● **Records**
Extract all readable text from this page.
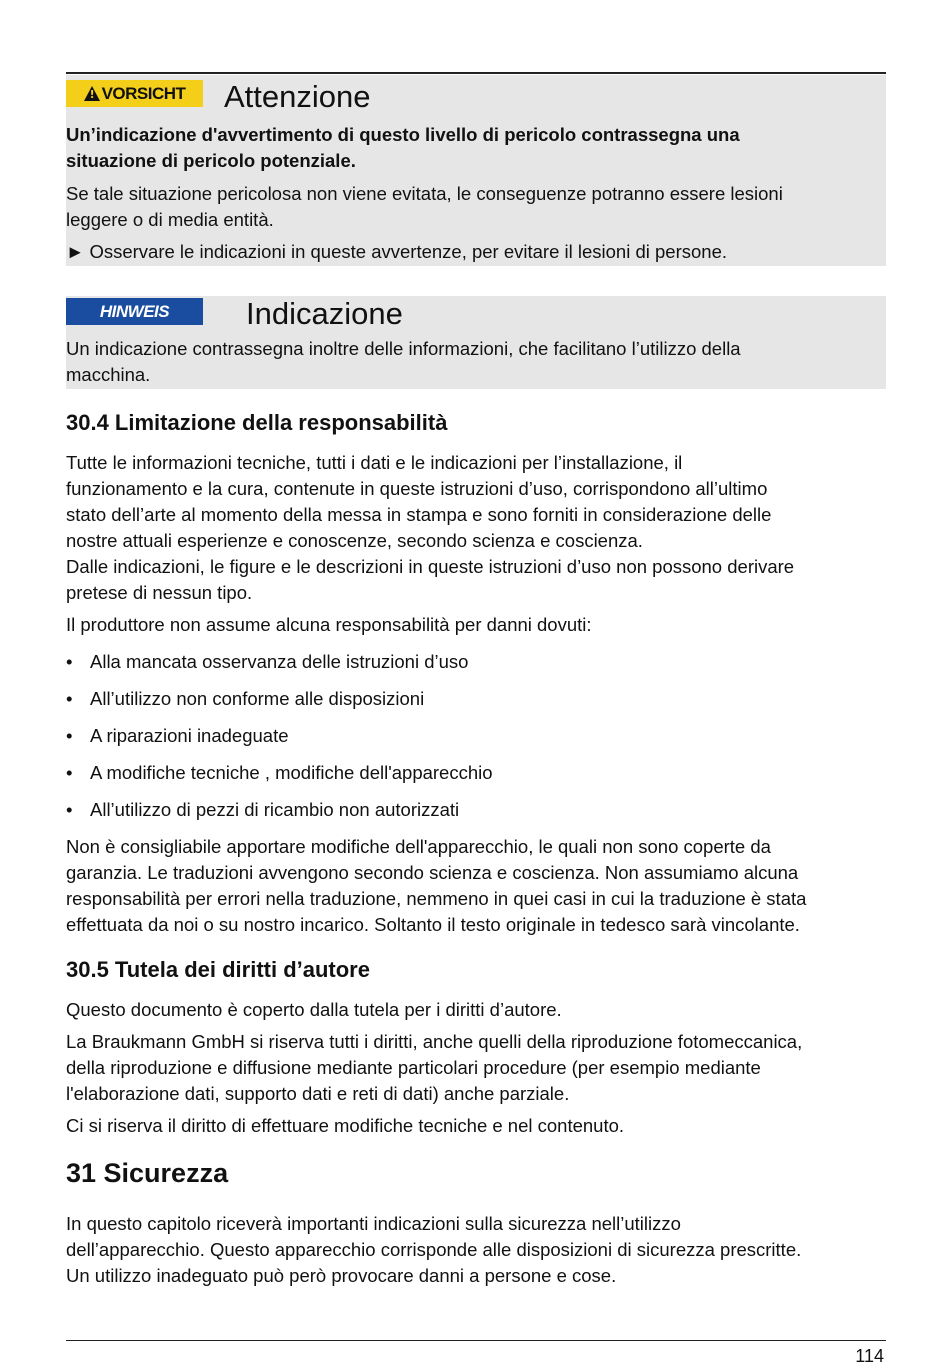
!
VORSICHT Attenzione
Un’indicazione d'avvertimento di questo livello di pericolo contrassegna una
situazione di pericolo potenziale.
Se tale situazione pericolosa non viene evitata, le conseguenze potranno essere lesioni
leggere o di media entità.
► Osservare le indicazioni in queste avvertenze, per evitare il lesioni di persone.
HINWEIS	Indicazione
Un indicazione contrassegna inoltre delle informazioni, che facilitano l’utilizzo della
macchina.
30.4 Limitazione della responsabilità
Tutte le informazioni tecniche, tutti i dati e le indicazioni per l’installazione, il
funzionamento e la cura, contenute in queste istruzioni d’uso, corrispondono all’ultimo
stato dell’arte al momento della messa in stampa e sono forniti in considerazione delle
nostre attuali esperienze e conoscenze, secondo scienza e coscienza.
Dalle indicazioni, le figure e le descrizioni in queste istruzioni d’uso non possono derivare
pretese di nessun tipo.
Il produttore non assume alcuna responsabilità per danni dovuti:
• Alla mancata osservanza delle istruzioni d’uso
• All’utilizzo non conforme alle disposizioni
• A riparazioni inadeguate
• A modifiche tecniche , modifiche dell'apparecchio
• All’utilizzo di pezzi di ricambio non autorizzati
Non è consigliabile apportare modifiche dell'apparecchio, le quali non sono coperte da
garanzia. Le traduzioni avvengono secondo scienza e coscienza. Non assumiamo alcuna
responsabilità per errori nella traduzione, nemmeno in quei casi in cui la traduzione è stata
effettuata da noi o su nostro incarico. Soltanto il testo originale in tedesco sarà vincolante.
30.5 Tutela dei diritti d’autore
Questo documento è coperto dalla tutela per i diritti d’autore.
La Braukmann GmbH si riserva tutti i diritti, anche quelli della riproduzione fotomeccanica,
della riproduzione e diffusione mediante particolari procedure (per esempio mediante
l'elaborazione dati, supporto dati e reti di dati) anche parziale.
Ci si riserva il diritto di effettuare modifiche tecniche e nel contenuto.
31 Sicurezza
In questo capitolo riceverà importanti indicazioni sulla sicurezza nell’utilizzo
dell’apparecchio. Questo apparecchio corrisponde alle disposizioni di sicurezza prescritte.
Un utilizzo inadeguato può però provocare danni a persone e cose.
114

● **Written exercise**
Reproduce the entries above exactly. Do not include the images.

● **Task solution**
Extract all readable text from this page.
!
VORSICHT Attenzione
Un’indicazione d'avvertimento di questo livello di pericolo contrassegna una
situazione di pericolo potenziale.
Se tale situazione pericolosa non viene evitata, le conseguenze potranno essere lesioni
leggere o di media entità.
► Osservare le indicazioni in queste avvertenze, per evitare il lesioni di persone.
HINWEIS	Indicazione
Un indicazione contrassegna inoltre delle informazioni, che facilitano l’utilizzo della
macchina.
30.4 Limitazione della responsabilità
Tutte le informazioni tecniche, tutti i dati e le indicazioni per l’installazione, il
funzionamento e la cura, contenute in queste istruzioni d’uso, corrispondono all’ultimo
stato dell’arte al momento della messa in stampa e sono forniti in considerazione delle
nostre attuali esperienze e conoscenze, secondo scienza e coscienza.
Dalle indicazioni, le figure e le descrizioni in queste istruzioni d’uso non possono derivare
pretese di nessun tipo.
Il produttore non assume alcuna responsabilità per danni dovuti:
• Alla mancata osservanza delle istruzioni d’uso
• All’utilizzo non conforme alle disposizioni
• A riparazioni inadeguate
• A modifiche tecniche , modifiche dell'apparecchio
• All’utilizzo di pezzi di ricambio non autorizzati
Non è consigliabile apportare modifiche dell'apparecchio, le quali non sono coperte da
garanzia. Le traduzioni avvengono secondo scienza e coscienza. Non assumiamo alcuna
responsabilità per errori nella traduzione, nemmeno in quei casi in cui la traduzione è stata
effettuata da noi o su nostro incarico. Soltanto il testo originale in tedesco sarà vincolante.
30.5 Tutela dei diritti d’autore
Questo documento è coperto dalla tutela per i diritti d’autore.
La Braukmann GmbH si riserva tutti i diritti, anche quelli della riproduzione fotomeccanica,
della riproduzione e diffusione mediante particolari procedure (per esempio mediante
l'elaborazione dati, supporto dati e reti di dati) anche parziale.
Ci si riserva il diritto di effettuare modifiche tecniche e nel contenuto.
31 Sicurezza
In questo capitolo riceverà importanti indicazioni sulla sicurezza nell’utilizzo
dell’apparecchio. Questo apparecchio corrisponde alle disposizioni di sicurezza prescritte.
Un utilizzo inadeguato può però provocare danni a persone e cose.
114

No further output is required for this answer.